[START OF QUOTED TEXT]

# Ariens 2016 Changes?



## Noreaster (Feb 9, 2015)

Hello,
Has ariens released the changes for the 2015-2016 models yet? I am mostly interested in the 28" Hydro Pro offerings as that is what i will be looking to obtain this fall. 
Thanks in advance,
Jason.


----------



## cbnsoul (Nov 13, 2012)

I contacted Ariens and they said details were to be made public at the end of July or early August. I was also hoping someone with some inside information would post details sooner.


----------



## Bryan78 (Jan 10, 2015)

I do have a little bit of information. I am going to be purchasing the Ariens Platinum 24 SHO (921038). On doing a bit of web browsing, I found a couple of sites (snowblowersdirect.com) that has the engine as 369 cc's (was 306, believe the 369 is what was on the Platinum 30 SHO). I contacted a local dealer that does a lot of online business and they confirmed 369 cc's for the engine size for this model, they had 17 of the new ones already, the only specific change the guy I spoke with was aware of was the engine size going from 306 cc's to 369. I would imagine there could be additional changes, but I couldn't tell you what those would be. On snowblowersdirect.com I am seeing:

Compare	
Learn More About 926053
Ariens Hydro Pro (28") 420cc Two-Stage Snow Blower
Ariens
926053
4.9 out of 54.9 out of 54.9 out of 54.9 out of 54.9 out of 5
8 Reviews 
1 Q&A
Backordered
Estimated Ship Date
August 04
on new orders
$2,499.99 

Tax-Free Guarantee
Free Freight
2% Check Discount


----------



## Bryan78 (Jan 10, 2015)

Some more details from snowblowersdirect.com for the Ariens Hydro Pro (28") 420cc Two-Stage Snow Blower, not sure if this is any different than what last years specs were (I would assume this is for the 2015-2016 one):

Ariens Polar Force 420CC Engine By Briggs And Stratton
•Certified -20ºF start
•120 volt electric start with recoil backup (cord not included)
•Throws snow from 3 ft. up to 50 ft.

Hydrostatic Drive System
•Infinitely variable speed (up to 2.6 mph)

[END OF QUOTED TEXT]

> **REQUIRED TASK 1**:
In the Ariens snow blower thread, what engine size did the local dealer confirm for the Platinum 24 SHO?
> **REQUIRED TASK 2**:
Reproduce the stretch of the Ariens snow blower thread from "Some more details" through "up to 50 ft.".
> **REQUIRED TASK 3**:
Write the next part of the Ariens snow blower thread, picking up after its final line.
The material after this point comes from a different source.

[START OF INFORMATION PROVIDED]

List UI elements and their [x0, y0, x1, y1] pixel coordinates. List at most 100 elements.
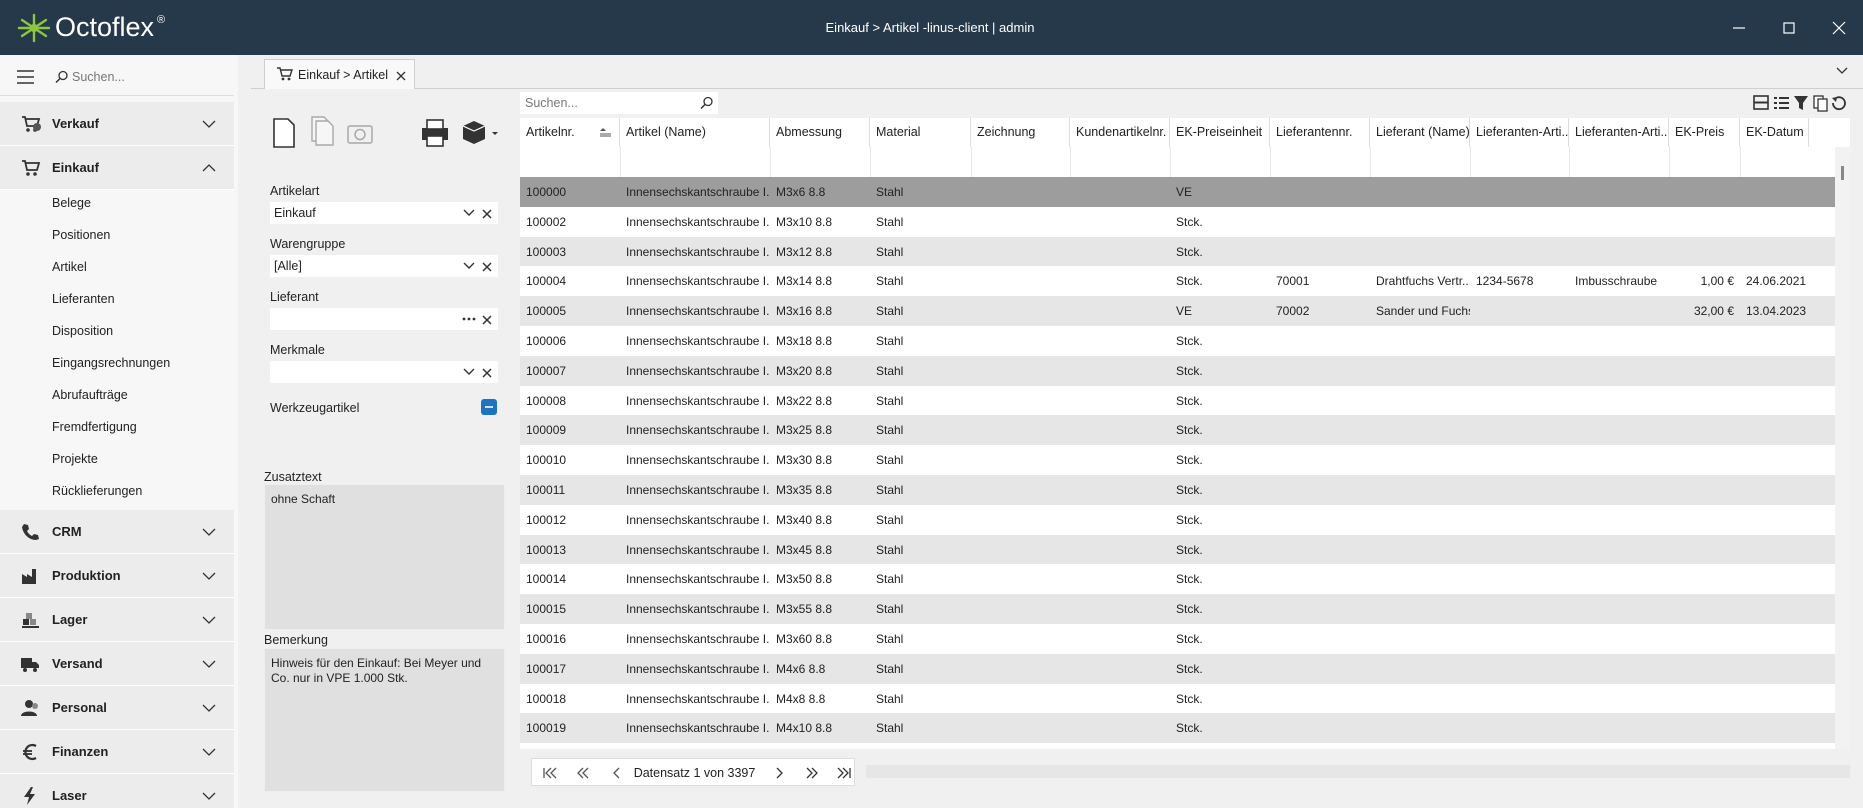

[END OF INFORMATION PROVIDED]

> **EXERCISE ANSWER 1**:
369 cc

> **EXERCISE ANSWER 2**:
Some more details from snowblowersdirect.com for the Ariens Hydro Pro (28") 420cc Two-Stage Snow Blower, not sure if this is any different than what last years specs were (I would assume this is for the 2015-2016 one):

Ariens Polar Force 420CC Engine By Briggs And Stratton
•Certified -20ºF start
•120 volt electric start with recoil backup (cord not included)
•Throws snow from 3 ft. up to 50 ft.

> **EXERCISE ANSWER 3**:
•Cold start capable - no warm up time
•Commercial grade cast iron gear case

New Auto-Turn Steering Technology
•Mechanical transmission allows for more fluid turning

200 Degree Turn Radius Quick Turn Chute
•Single lever adjusts direction and height of snow stream

Remote Chute Deflector Control
•Dash-mounted control to change position & angle of the deflector

Interlocking Controls
•Locks both handles, freeing one hand for chute operation

Handwarmers
•Keeps your fingertips toasty warm in sub-zero weather

Halogen Headlight
•Plow through heavy snowfalls on the darkest of winter nights


----------



## uberT (Dec 29, 2013)

I have been told prices are moving up.


----------



## Bryan78 (Jan 10, 2015)

Good point on the prices. The $1499 I was quoted by the local dealer and showing at snowblowersdirect is $100 over the $1399 from last year, assuming paying full price.


----------



## uberT (Dec 29, 2013)

Yeah, that's the same I was quoted a new SHO 24".


----------



## Jackmels (Feb 18, 2013)

I heard More Plastic Parts.


----------



## Bryan78 (Jan 10, 2015)

Hey guys. Checked out the Ariens site and the Platinum 24 and 30 are showing the updated cc's (369 and 414 from 306 and 369). Not sure if everything, including other models' specs are updated. Take a peek.

http://www.ariens.com/en-us/snow-blowers


----------



## PixMan (Feb 14, 2015)

Seems to me that the Platinum models simply changed to being only two variations, dropping the non-SHO versions of the two sizes. I know the Platinum 30 SHO from last year already had the 414cc motor. I think it was the non-SHO that had the 369cc motor, and that's gone. 

I could be wrong though, my memory sucks.


----------



## Town (Jan 31, 2015)

PixMan said:


> Seems to me that the Platinum models simply changed to being only two variations, dropping the non-SHO versions of the two sizes. I know the Platinum 30 SHO from last year already had the 414cc motor. I think it was the non-SHO that had the 369cc motor, and that's gone.
> 
> I could be wrong though, my memory sucks.


I think you are right that the Platinum 30 last year had the 369cc engine. Although the writeup for the Platinum identifies the Platinum 30 (for 2016?) the spec's only cover the two SHO models.

The gas tank is spec'd at 2.7 liters for 2016 while 3.0 liters for 2015. Probably same tank for both years, just a new measuring device used for calibration.


----------



## PixMan (Feb 14, 2015)

Town said:


> I think you are right that the Platinum 30 last year had the 369cc engine. Although the writeup for the Platinum identifies the Platinum 30 (for 2016?) the spec's only cover the two SHO models.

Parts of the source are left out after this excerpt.